#### [EXERCISE INSTRUCTIONS]
Reproduce all of the material word for word.

#### [SOURCE DATA]
........
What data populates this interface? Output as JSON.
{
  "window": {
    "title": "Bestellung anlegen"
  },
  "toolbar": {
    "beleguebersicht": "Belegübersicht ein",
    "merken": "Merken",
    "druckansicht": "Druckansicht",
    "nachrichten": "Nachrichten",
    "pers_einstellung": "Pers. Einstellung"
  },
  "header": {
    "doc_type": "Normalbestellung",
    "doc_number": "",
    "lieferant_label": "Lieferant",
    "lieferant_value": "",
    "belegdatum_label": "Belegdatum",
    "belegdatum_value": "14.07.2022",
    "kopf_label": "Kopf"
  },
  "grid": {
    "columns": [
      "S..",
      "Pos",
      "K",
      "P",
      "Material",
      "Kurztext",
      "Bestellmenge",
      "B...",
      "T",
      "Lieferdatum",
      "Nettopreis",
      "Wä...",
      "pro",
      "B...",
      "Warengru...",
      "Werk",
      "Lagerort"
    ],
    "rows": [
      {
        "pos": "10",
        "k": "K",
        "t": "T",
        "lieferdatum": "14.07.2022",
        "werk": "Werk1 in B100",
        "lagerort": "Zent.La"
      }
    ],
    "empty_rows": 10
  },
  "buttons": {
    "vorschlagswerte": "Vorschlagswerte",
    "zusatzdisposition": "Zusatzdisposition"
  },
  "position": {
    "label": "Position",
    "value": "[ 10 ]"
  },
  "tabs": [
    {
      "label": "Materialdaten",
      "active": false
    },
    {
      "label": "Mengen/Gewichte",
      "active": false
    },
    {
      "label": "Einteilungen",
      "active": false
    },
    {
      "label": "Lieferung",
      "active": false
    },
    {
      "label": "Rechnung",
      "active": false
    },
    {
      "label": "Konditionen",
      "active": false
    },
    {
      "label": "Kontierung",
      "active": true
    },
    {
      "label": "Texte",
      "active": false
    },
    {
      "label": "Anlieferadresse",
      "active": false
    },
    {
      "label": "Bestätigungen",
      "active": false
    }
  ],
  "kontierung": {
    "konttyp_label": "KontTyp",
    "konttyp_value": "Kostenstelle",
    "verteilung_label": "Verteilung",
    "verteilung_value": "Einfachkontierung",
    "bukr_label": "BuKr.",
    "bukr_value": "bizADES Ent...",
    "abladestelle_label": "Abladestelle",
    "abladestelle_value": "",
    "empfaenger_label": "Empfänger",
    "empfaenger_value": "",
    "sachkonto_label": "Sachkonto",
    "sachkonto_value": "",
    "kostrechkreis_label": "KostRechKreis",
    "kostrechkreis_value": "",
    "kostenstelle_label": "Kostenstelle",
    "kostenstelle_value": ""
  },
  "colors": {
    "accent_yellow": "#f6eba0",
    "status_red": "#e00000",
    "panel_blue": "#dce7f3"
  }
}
........
#### [TASK RESULT]
What data populates this interface? Output as JSON.
{
  "window": {
    "title": "Bestellung anlegen"
  },
  "toolbar": {
    "beleguebersicht": "Belegübersicht ein",
    "merken": "Merken",
    "druckansicht": "Druckansicht",
    "nachrichten": "Nachrichten",
    "pers_einstellung": "Pers. Einstellung"
  },
  "header": {
    "doc_type": "Normalbestellung",
    "doc_number": "",
    "lieferant_label": "Lieferant",
    "lieferant_value": "",
    "belegdatum_label": "Belegdatum",
    "belegdatum_value": "14.07.2022",
    "kopf_label": "Kopf"
  },
  "grid": {
    "columns": [
      "S..",
      "Pos",
      "K",
      "P",
      "Material",
      "Kurztext",
      "Bestellmenge",
      "B...",
      "T",
      "Lieferdatum",
      "Nettopreis",
      "Wä...",
      "pro",
      "B...",
      "Warengru...",
      "Werk",
      "Lagerort"
    ],
    "rows": [
      {
        "pos": "10",
        "k": "K",
        "t": "T",
        "lieferdatum": "14.07.2022",
        "werk": "Werk1 in B100",
        "lagerort": "Zent.La"
      }
    ],
    "empty_rows": 10
  },
  "buttons": {
    "vorschlagswerte": "Vorschlagswerte",
    "zusatzdisposition": "Zusatzdisposition"
  },
  "position": {
    "label": "Position",
    "value": "[ 10 ]"
  },
  "tabs": [
    {
      "label": "Materialdaten",
      "active": false
    },
    {
      "label": "Mengen/Gewichte",
      "active": false
    },
    {
      "label": "Einteilungen",
      "active": false
    },
    {
      "label": "Lieferung",
      "active": false
    },
    {
      "label": "Rechnung",
      "active": false
    },
    {
      "label": "Konditionen",
      "active": false
    },
    {
      "label": "Kontierung",
      "active": true
    },
    {
      "label": "Texte",
      "active": false
    },
    {
      "label": "Anlieferadresse",
      "active": false
    },
    {
      "label": "Bestätigungen",
      "active": false
    }
  ],
  "kontierung": {
    "konttyp_label": "KontTyp",
    "konttyp_value": "Kostenstelle",
    "verteilung_label": "Verteilung",
    "verteilung_value": "Einfachkontierung",
    "bukr_label": "BuKr.",
    "bukr_value": "bizADES Ent...",
    "abladestelle_label": "Abladestelle",
    "abladestelle_value": "",
    "empfaenger_label": "Empfänger",
    "empfaenger_value": "",
    "sachkonto_label": "Sachkonto",
    "sachkonto_value": "",
    "kostrechkreis_label": "KostRechKreis",
    "kostrechkreis_value": "",
    "kostenstelle_label": "Kostenstelle",
    "kostenstelle_value": ""
  },
  "colors": {
    "accent_yellow": "#f6eba0",
    "status_red": "#e00000",
    "panel_blue": "#dce7f3"
  }
}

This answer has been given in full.